**** Selected text

Single by DJ Khaled featuring Jay-Z, Future and Beyoncé

from the album Father of Asahd
- Released: March 2, 2018
- Studio: We the Best Studios (Miami, FL); Carter Estate (Los Angeles, CA);
- Genre: Trap
- Length: 3:50
- Label: Epic
- Songwriters: Khaled Khaled; Shawn Carter; Nayvadius Wilburn; Beyoncé Knowles Carter; Joseph Zarrillo;
- Producers: Zarrillo; DJ Khaled; Beyoncé;

DJ Khaled singles chronology
| "Wild Thoughts" (2017) | "Top Off" (2018) | "I Believe" (2018) |

Jay-Z singles chronology
| "Bam" (2018) | "Top Off" (2018) | "Apeshit" (2018) |

Future singles chronology
| "Faded Love" (2018) | "Top Off" (2018) | "No Shame" (2018) |

Beyoncé singles chronology
| "Perfect Duet" (2017) | "Top Off" (2018) | "Apeshit" (2018) |

= Top Off =

2018 single by DJ Khaled featuring Jay-Z, Future and Beyoncé

"Top Off" is a song recorded by American record producer DJ Khaled featuring American rappers Jay-Z and Future and American singer Beyoncé. The artists wrote the song with Joe Zarrillo who produced it with Khaled and Beyoncé. It was released on March 2, 2018, as the lead single from Khaled's eleventh studio album, Father of Asahd. Complex magazine ranked Beyoncé's verse on the song as the second best on the album; she performed it during her 2018 Coachella performance and subsequently included it in Homecoming: The Live Album (2019).

==Release and promotion==
On February 28, 2018, DJ Khaled announced that he would reveal the title of his upcoming album and release its lead single on March 1, 2018. Prior to the release, Khaled posted a video of him playing the song for comedian Kevin Hart, who reacted by saying: "The world flatlined."

********
**** Data listing

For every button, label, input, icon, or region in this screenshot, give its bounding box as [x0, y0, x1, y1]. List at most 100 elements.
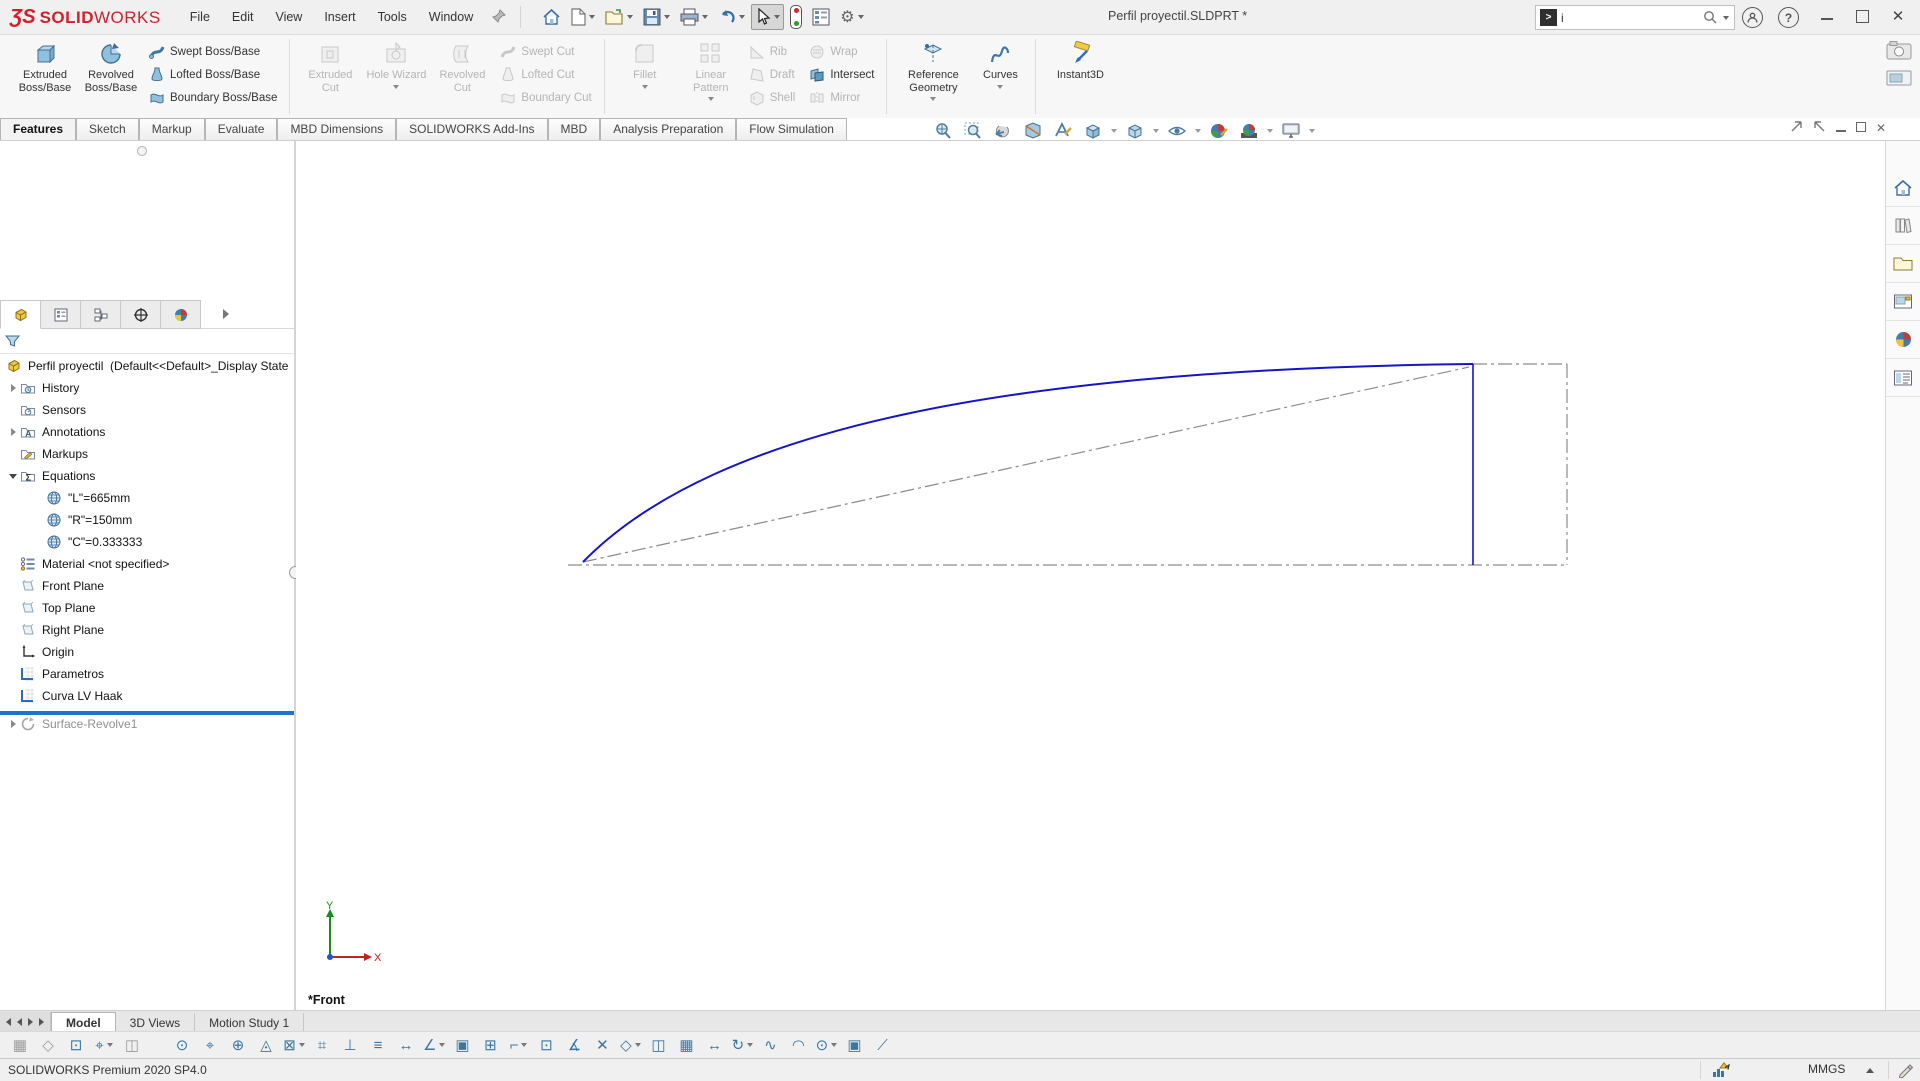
offset-tool-icon[interactable]: ◇ — [618, 1033, 642, 1057]
intersection-snap-icon[interactable]: ⊠ — [282, 1033, 306, 1057]
sketch-grid-icon[interactable]: ▦ — [8, 1033, 32, 1057]
relations-icon[interactable]: ⊡ — [534, 1033, 558, 1057]
tab-flow-simulation[interactable]: Flow Simulation — [736, 118, 847, 140]
intersect-button[interactable]: Intersect — [804, 63, 879, 86]
hide-show-items-button[interactable] — [1163, 119, 1191, 143]
tree-item-front-plane[interactable]: Front Plane — [0, 575, 294, 597]
tree-item-parametros[interactable]: Parametros — [0, 663, 294, 685]
settings-button[interactable]: ⚙ — [836, 3, 867, 31]
units-caret-icon[interactable] — [1866, 1068, 1874, 1073]
zoom-to-fit-button[interactable] — [929, 119, 957, 143]
menu-insert[interactable]: Insert — [313, 2, 366, 32]
hv-snap-icon[interactable]: ↔ — [394, 1033, 418, 1057]
tab-mbd-dimensions[interactable]: MBD Dimensions — [277, 118, 396, 140]
nearest-snap-icon[interactable]: ⌗ — [310, 1033, 334, 1057]
menu-view[interactable]: View — [264, 2, 313, 32]
erase-icon[interactable]: ◫ — [120, 1033, 144, 1057]
tab-analysis-preparation[interactable]: Analysis Preparation — [600, 118, 736, 140]
hole-wizard-button[interactable]: Hole Wizard — [363, 38, 429, 92]
panel-top-splitter-handle[interactable] — [137, 146, 147, 156]
save-button[interactable] — [639, 4, 674, 30]
configurationmanager-tab[interactable] — [81, 300, 121, 329]
tab-3d-views[interactable]: 3D Views — [116, 1013, 195, 1032]
shell-button[interactable]: Shell — [744, 86, 801, 109]
doc-close-icon[interactable]: ✕ — [1876, 121, 1886, 135]
tab-evaluate[interactable]: Evaluate — [205, 118, 278, 140]
tree-item-annotations[interactable]: A Annotations — [0, 421, 294, 443]
user-account-icon[interactable] — [1742, 7, 1766, 28]
pin-menu-icon[interactable] — [492, 9, 506, 26]
doc-restore-icon[interactable] — [1856, 121, 1866, 135]
section-view-button[interactable] — [1019, 119, 1047, 143]
spline-tool-icon[interactable]: ∿ — [758, 1033, 782, 1057]
record-video-icon[interactable] — [1886, 69, 1912, 90]
extruded-cut-button[interactable]: Extruded Cut — [297, 38, 363, 97]
snap-options-icon[interactable]: ⌐ — [506, 1033, 530, 1057]
menu-window[interactable]: Window — [418, 2, 484, 32]
display-style-button[interactable] — [1121, 119, 1149, 143]
hide-show-caret-icon[interactable] — [1195, 129, 1201, 133]
curves-button[interactable]: Curves — [972, 38, 1028, 92]
rib-button[interactable]: Rib — [744, 40, 801, 63]
point-snap-icon[interactable]: ⊙ — [170, 1033, 194, 1057]
print-button[interactable] — [676, 4, 712, 30]
tree-item-equation-R[interactable]: "R"=150mm — [0, 509, 294, 531]
performance-warning-icon[interactable] — [1712, 1062, 1730, 1081]
tab-markup[interactable]: Markup — [139, 118, 205, 140]
tab-scroll-controls[interactable] — [0, 1012, 51, 1032]
tab-sketch[interactable]: Sketch — [76, 118, 139, 140]
midpoint-snap-icon[interactable]: ⊕ — [226, 1033, 250, 1057]
boundary-cut-button[interactable]: Boundary Cut — [495, 86, 596, 109]
dimxpertmanager-tab[interactable] — [121, 300, 161, 329]
new-document-button[interactable] — [567, 4, 599, 30]
tree-item-markups[interactable]: Markups — [0, 443, 294, 465]
wrap-button[interactable]: Wrap — [804, 40, 879, 63]
undo-button[interactable] — [714, 4, 749, 30]
mirror-button[interactable]: Mirror — [804, 86, 879, 109]
reference-geometry-button[interactable]: Reference Geometry — [894, 38, 972, 104]
minimize-button[interactable] — [1815, 7, 1839, 23]
undock-commandmanager-icon[interactable] — [1790, 120, 1803, 136]
units-selector[interactable]: MMGS — [1808, 1062, 1845, 1076]
revolved-boss-base-button[interactable]: Revolved Boss/Base — [78, 38, 144, 97]
grid-snap-icon[interactable]: ⊞ — [478, 1033, 502, 1057]
tree-item-surface-revolve1[interactable]: Surface-Revolve1 — [0, 713, 294, 735]
extruded-boss-base-button[interactable]: Extruded Boss/Base — [12, 38, 78, 97]
sketch-settings-icon[interactable]: ⊡ — [64, 1033, 88, 1057]
tab-model[interactable]: Model — [51, 1012, 116, 1032]
revolved-cut-button[interactable]: Revolved Cut — [429, 38, 495, 97]
tab-features[interactable]: Features — [0, 118, 76, 140]
graphics-viewport[interactable]: Y X *Front — [296, 141, 1885, 1010]
center-snap-icon[interactable]: ⌖ — [198, 1033, 222, 1057]
search-box[interactable]: > i — [1535, 5, 1735, 30]
angle-snap-icon[interactable]: ∠ — [422, 1033, 446, 1057]
expand-arrow-icon[interactable] — [6, 428, 20, 436]
tree-root-part[interactable]: Perfil proyectil (Default<<Default>_Disp… — [0, 355, 294, 377]
rollback-bar[interactable] — [0, 711, 294, 715]
edit-appearance-button[interactable] — [1205, 119, 1233, 143]
expand-arrow-icon[interactable] — [6, 720, 20, 728]
swept-cut-button[interactable]: Swept Cut — [495, 40, 596, 63]
search-input[interactable]: i — [1561, 11, 1703, 25]
displaymanager-tab[interactable] — [161, 300, 201, 329]
trim-tool-icon[interactable]: ✕ — [590, 1033, 614, 1057]
help-icon[interactable]: ? — [1778, 7, 1802, 28]
rect-tool-icon[interactable]: ▣ — [842, 1033, 866, 1057]
menu-tools[interactable]: Tools — [367, 2, 418, 32]
tree-filter-input[interactable] — [26, 331, 294, 351]
boundary-boss-base-button[interactable]: Boundary Boss/Base — [144, 86, 282, 109]
taskpane-home-tab[interactable] — [1886, 169, 1920, 207]
tab-motion-study-1[interactable]: Motion Study 1 — [195, 1013, 304, 1032]
scroll-first-icon[interactable] — [6, 1018, 11, 1026]
pattern-tool-icon[interactable]: ▦ — [674, 1033, 698, 1057]
circle-tool-icon[interactable]: ⊙ — [814, 1033, 838, 1057]
close-button[interactable]: ✕ — [1886, 7, 1910, 25]
quadrant-snap-icon[interactable]: ◬ — [254, 1033, 278, 1057]
open-button[interactable] — [601, 4, 637, 30]
tab-solidworks-add-ins[interactable]: SOLIDWORKS Add-Ins — [396, 118, 547, 140]
doc-minimize-icon[interactable] — [1836, 121, 1846, 135]
display-style-caret-icon[interactable] — [1153, 129, 1159, 133]
no-snap-icon[interactable]: ◇ — [36, 1033, 60, 1057]
fillet-button[interactable]: Fillet — [612, 38, 678, 92]
line-tool-icon[interactable]: ⟋ — [870, 1033, 894, 1057]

********

* [Given exercise]: In the article on the DJ Khaled single, give the passage from "Beyoncé singles chronology" up to and including "Live Album (2019)." again, substituting "Rolling Stone" for "Complex".

* [Written response]:
Beyoncé singles chronology
| "Perfect Duet" (2017) | "Top Off" (2018) | "Apeshit" (2018) |

= Top Off =

2018 single by DJ Khaled featuring Jay-Z, Future and Beyoncé

"Top Off" is a song recorded by American record producer DJ Khaled featuring American rappers Jay-Z and Future and American singer Beyoncé. The artists wrote the song with Joe Zarrillo who produced it with Khaled and Beyoncé. It was released on March 2, 2018, as the lead single from Khaled's eleventh studio album, Father of Asahd. Rolling Stone magazine ranked Beyoncé's verse on the song as the second best on the album; she performed it during her 2018 Coachella performance and subsequently included it in Homecoming: The Live Album (2019).